> [WHAT YOU NEED TO DO]:
Each line that follows should be printed again exactly as it stands.

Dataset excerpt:
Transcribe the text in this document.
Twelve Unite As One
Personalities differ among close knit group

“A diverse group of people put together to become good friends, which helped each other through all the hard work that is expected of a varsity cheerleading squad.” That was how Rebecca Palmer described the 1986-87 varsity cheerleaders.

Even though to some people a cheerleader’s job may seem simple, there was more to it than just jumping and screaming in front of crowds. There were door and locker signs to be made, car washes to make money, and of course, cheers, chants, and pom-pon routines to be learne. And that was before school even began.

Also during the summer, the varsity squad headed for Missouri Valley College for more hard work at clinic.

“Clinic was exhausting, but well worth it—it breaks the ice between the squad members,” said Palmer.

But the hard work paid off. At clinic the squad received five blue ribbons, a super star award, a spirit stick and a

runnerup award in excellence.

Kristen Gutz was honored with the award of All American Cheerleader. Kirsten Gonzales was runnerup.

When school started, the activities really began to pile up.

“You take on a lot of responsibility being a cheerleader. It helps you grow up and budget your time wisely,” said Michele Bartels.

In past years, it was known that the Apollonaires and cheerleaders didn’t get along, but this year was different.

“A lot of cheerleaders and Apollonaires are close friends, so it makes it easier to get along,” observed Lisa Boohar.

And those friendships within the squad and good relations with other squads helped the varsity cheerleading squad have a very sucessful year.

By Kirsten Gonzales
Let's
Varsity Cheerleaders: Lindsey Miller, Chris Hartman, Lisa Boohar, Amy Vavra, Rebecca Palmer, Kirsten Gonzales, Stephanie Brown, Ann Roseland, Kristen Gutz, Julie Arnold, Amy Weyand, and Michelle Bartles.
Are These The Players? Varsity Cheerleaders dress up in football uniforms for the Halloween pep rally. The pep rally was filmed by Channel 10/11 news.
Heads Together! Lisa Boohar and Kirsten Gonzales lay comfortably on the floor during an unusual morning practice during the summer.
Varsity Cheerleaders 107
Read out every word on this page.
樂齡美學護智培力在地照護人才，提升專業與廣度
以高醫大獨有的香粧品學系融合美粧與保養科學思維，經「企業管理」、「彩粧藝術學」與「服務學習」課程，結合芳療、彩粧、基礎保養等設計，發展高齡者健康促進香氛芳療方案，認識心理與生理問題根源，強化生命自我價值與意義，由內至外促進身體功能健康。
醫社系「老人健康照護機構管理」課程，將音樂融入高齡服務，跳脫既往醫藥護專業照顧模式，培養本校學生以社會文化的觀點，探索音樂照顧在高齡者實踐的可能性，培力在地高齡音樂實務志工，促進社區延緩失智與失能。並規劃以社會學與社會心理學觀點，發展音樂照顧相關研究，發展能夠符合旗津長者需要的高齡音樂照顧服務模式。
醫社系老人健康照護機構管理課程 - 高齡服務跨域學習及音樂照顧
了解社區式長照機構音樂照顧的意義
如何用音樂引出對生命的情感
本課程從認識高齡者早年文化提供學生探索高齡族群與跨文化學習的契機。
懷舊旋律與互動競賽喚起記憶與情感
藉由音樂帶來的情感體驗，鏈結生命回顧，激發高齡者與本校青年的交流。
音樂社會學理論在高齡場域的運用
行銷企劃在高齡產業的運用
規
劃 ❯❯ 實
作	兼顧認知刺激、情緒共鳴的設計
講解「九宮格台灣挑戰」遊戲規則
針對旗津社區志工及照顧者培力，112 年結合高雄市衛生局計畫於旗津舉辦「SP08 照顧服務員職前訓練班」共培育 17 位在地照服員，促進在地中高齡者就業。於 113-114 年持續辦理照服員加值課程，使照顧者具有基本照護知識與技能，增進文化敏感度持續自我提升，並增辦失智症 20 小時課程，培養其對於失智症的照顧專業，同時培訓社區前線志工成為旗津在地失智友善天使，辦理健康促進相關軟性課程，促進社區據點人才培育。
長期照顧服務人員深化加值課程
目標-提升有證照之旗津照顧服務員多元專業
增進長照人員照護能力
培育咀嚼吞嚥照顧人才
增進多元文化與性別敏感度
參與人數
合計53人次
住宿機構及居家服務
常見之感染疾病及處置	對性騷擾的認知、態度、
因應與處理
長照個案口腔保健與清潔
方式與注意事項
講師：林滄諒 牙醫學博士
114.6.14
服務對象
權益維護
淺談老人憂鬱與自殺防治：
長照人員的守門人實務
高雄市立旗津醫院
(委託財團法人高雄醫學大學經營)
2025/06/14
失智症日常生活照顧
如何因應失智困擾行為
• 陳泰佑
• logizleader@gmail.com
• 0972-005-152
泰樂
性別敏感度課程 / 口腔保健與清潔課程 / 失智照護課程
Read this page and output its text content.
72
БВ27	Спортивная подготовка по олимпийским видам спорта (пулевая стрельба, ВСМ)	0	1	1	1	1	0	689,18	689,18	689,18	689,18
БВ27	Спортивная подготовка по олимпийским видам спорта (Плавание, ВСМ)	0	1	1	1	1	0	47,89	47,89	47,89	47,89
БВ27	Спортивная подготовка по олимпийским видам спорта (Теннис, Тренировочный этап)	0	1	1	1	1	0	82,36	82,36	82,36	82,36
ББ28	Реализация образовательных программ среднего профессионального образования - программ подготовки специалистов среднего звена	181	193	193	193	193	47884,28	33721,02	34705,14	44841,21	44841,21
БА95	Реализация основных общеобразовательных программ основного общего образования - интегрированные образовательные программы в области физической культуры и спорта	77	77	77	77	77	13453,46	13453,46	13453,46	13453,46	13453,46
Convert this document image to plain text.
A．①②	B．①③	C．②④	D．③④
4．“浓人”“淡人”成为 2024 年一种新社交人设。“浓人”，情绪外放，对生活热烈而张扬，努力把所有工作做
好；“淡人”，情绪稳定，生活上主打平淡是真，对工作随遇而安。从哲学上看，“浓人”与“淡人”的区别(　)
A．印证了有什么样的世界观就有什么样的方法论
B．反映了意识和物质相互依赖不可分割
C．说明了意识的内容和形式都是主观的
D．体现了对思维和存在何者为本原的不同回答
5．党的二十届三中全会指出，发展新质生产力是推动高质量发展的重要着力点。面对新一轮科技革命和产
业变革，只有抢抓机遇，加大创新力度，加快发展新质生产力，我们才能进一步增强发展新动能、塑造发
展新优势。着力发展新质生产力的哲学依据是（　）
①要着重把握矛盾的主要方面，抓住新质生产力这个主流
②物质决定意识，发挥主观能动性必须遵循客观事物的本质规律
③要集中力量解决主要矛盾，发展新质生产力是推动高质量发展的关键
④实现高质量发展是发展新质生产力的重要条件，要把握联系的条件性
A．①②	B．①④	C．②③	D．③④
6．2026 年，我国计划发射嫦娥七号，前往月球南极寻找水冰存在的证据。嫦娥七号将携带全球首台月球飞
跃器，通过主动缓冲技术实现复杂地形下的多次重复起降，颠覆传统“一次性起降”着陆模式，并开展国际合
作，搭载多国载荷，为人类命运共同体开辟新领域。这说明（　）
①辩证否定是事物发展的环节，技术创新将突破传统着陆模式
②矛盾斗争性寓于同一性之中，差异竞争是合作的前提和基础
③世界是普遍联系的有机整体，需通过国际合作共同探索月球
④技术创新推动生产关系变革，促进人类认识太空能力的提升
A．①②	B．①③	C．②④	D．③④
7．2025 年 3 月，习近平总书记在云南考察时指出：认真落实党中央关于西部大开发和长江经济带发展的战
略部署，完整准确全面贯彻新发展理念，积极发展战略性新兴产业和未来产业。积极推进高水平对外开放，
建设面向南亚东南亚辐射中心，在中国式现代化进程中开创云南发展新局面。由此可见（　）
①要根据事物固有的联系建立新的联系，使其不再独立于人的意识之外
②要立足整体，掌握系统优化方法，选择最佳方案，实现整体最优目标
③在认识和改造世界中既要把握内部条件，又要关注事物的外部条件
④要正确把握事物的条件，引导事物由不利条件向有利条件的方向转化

> [ANSWER TO THE TASK]:
Transcribe the text in this document.
Twelve Unite As One
Personalities differ among close knit group

“A diverse group of people put together to become good friends, which helped each other through all the hard work that is expected of a varsity cheerleading squad.” That was how Rebecca Palmer described the 1986-87 varsity cheerleaders.

Even though to some people a cheerleader’s job may seem simple, there was more to it than just jumping and screaming in front of crowds. There were door and locker signs to be made, car washes to make money, and of course, cheers, chants, and pom-pon routines to be learne. And that was before school even began.

Also during the summer, the varsity squad headed for Missouri Valley College for more hard work at clinic.

“Clinic was exhausting, but well worth it—it breaks the ice between the squad members,” said Palmer.

But the hard work paid off. At clinic the squad received five blue ribbons, a super star award, a spirit stick and a

runnerup award in excellence.

Kristen Gutz was honored with the award of All American Cheerleader. Kirsten Gonzales was runnerup.

When school started, the activities really began to pile up.

“You take on a lot of responsibility being a cheerleader. It helps you grow up and budget your time wisely,” said Michele Bartels.

In past years, it was known that the Apollonaires and cheerleaders didn’t get along, but this year was different.

“A lot of cheerleaders and Apollonaires are close friends, so it makes it easier to get along,” observed Lisa Boohar.

And those friendships within the squad and good relations with other squads helped the varsity cheerleading squad have a very sucessful year.

By Kirsten Gonzales
Let's
Varsity Cheerleaders: Lindsey Miller, Chris Hartman, Lisa Boohar, Amy Vavra, Rebecca Palmer, Kirsten Gonzales, Stephanie Brown, Ann Roseland, Kristen Gutz, Julie Arnold, Amy Weyand, and Michelle Bartles.
Are These The Players? Varsity Cheerleaders dress up in football uniforms for the Halloween pep rally. The pep rally was filmed by Channel 10/11 news.
Heads Together! Lisa Boohar and Kirsten Gonzales lay comfortably on the floor during an unusual morning practice during the summer.
Varsity Cheerleaders 107
Read out every word on this page.
樂齡美學護智培力在地照護人才，提升專業與廣度
以高醫大獨有的香粧品學系融合美粧與保養科學思維，經「企業管理」、「彩粧藝術學」與「服務學習」課程，結合芳療、彩粧、基礎保養等設計，發展高齡者健康促進香氛芳療方案，認識心理與生理問題根源，強化生命自我價值與意義，由內至外促進身體功能健康。
醫社系「老人健康照護機構管理」課程，將音樂融入高齡服務，跳脫既往醫藥護專業照顧模式，培養本校學生以社會文化的觀點，探索音樂照顧在高齡者實踐的可能性，培力在地高齡音樂實務志工，促進社區延緩失智與失能。並規劃以社會學與社會心理學觀點，發展音樂照顧相關研究，發展能夠符合旗津長者需要的高齡音樂照顧服務模式。
醫社系老人健康照護機構管理課程 - 高齡服務跨域學習及音樂照顧
了解社區式長照機構音樂照顧的意義
如何用音樂引出對生命的情感
本課程從認識高齡者早年文化提供學生探索高齡族群與跨文化學習的契機。
懷舊旋律與互動競賽喚起記憶與情感
藉由音樂帶來的情感體驗，鏈結生命回顧，激發高齡者與本校青年的交流。
音樂社會學理論在高齡場域的運用
行銷企劃在高齡產業的運用
規
劃 ❯❯ 實
作	兼顧認知刺激、情緒共鳴的設計
講解「九宮格台灣挑戰」遊戲規則
針對旗津社區志工及照顧者培力，112 年結合高雄市衛生局計畫於旗津舉辦「SP08 照顧服務員職前訓練班」共培育 17 位在地照服員，促進在地中高齡者就業。於 113-114 年持續辦理照服員加值課程，使照顧者具有基本照護知識與技能，增進文化敏感度持續自我提升，並增辦失智症 20 小時課程，培養其對於失智症的照顧專業，同時培訓社區前線志工成為旗津在地失智友善天使，辦理健康促進相關軟性課程，促進社區據點人才培育。
長期照顧服務人員深化加值課程
目標-提升有證照之旗津照顧服務員多元專業
增進長照人員照護能力
培育咀嚼吞嚥照顧人才
增進多元文化與性別敏感度
參與人數
合計53人次
住宿機構及居家服務
常見之感染疾病及處置	對性騷擾的認知、態度、
因應與處理
長照個案口腔保健與清潔
方式與注意事項
講師：林滄諒 牙醫學博士
114.6.14
服務對象
權益維護
淺談老人憂鬱與自殺防治：
長照人員的守門人實務
高雄市立旗津醫院
(委託財團法人高雄醫學大學經營)
2025/06/14
失智症日常生活照顧
如何因應失智困擾行為
• 陳泰佑
• logizleader@gmail.com
• 0972-005-152
泰樂
性別敏感度課程 / 口腔保健與清潔課程 / 失智照護課程
Read this page and output its text content.
72
БВ27	Спортивная подготовка по олимпийским видам спорта (пулевая стрельба, ВСМ)	0	1	1	1	1	0	689,18	689,18	689,18	689,18
БВ27	Спортивная подготовка по олимпийским видам спорта (Плавание, ВСМ)	0	1	1	1	1	0	47,89	47,89	47,89	47,89
БВ27	Спортивная подготовка по олимпийским видам спорта (Теннис, Тренировочный этап)	0	1	1	1	1	0	82,36	82,36	82,36	82,36
ББ28	Реализация образовательных программ среднего профессионального образования - программ подготовки специалистов среднего звена	181	193	193	193	193	47884,28	33721,02	34705,14	44841,21	44841,21
БА95	Реализация основных общеобразовательных программ основного общего образования - интегрированные образовательные программы в области физической культуры и спорта	77	77	77	77	77	13453,46	13453,46	13453,46	13453,46	13453,46
Convert this document image to plain text.
A．①②	B．①③	C．②④	D．③④
4．“浓人”“淡人”成为 2024 年一种新社交人设。“浓人”，情绪外放，对生活热烈而张扬，努力把所有工作做
好；“淡人”，情绪稳定，生活上主打平淡是真，对工作随遇而安。从哲学上看，“浓人”与“淡人”的区别(　)
A．印证了有什么样的世界观就有什么样的方法论
B．反映了意识和物质相互依赖不可分割
C．说明了意识的内容和形式都是主观的
D．体现了对思维和存在何者为本原的不同回答
5．党的二十届三中全会指出，发展新质生产力是推动高质量发展的重要着力点。面对新一轮科技革命和产
业变革，只有抢抓机遇，加大创新力度，加快发展新质生产力，我们才能进一步增强发展新动能、塑造发
展新优势。着力发展新质生产力的哲学依据是（　）
①要着重把握矛盾的主要方面，抓住新质生产力这个主流
②物质决定意识，发挥主观能动性必须遵循客观事物的本质规律
③要集中力量解决主要矛盾，发展新质生产力是推动高质量发展的关键
④实现高质量发展是发展新质生产力的重要条件，要把握联系的条件性
A．①②	B．①④	C．②③	D．③④
6．2026 年，我国计划发射嫦娥七号，前往月球南极寻找水冰存在的证据。嫦娥七号将携带全球首台月球飞
跃器，通过主动缓冲技术实现复杂地形下的多次重复起降，颠覆传统“一次性起降”着陆模式，并开展国际合
作，搭载多国载荷，为人类命运共同体开辟新领域。这说明（　）
①辩证否定是事物发展的环节，技术创新将突破传统着陆模式
②矛盾斗争性寓于同一性之中，差异竞争是合作的前提和基础
③世界是普遍联系的有机整体，需通过国际合作共同探索月球
④技术创新推动生产关系变革，促进人类认识太空能力的提升
A．①②	B．①③	C．②④	D．③④
7．2025 年 3 月，习近平总书记在云南考察时指出：认真落实党中央关于西部大开发和长江经济带发展的战
略部署，完整准确全面贯彻新发展理念，积极发展战略性新兴产业和未来产业。积极推进高水平对外开放，
建设面向南亚东南亚辐射中心，在中国式现代化进程中开创云南发展新局面。由此可见（　）
①要根据事物固有的联系建立新的联系，使其不再独立于人的意识之外
②要立足整体，掌握系统优化方法，选择最佳方案，实现整体最优目标
③在认识和改造世界中既要把握内部条件，又要关注事物的外部条件
④要正确把握事物的条件，引导事物由不利条件向有利条件的方向转化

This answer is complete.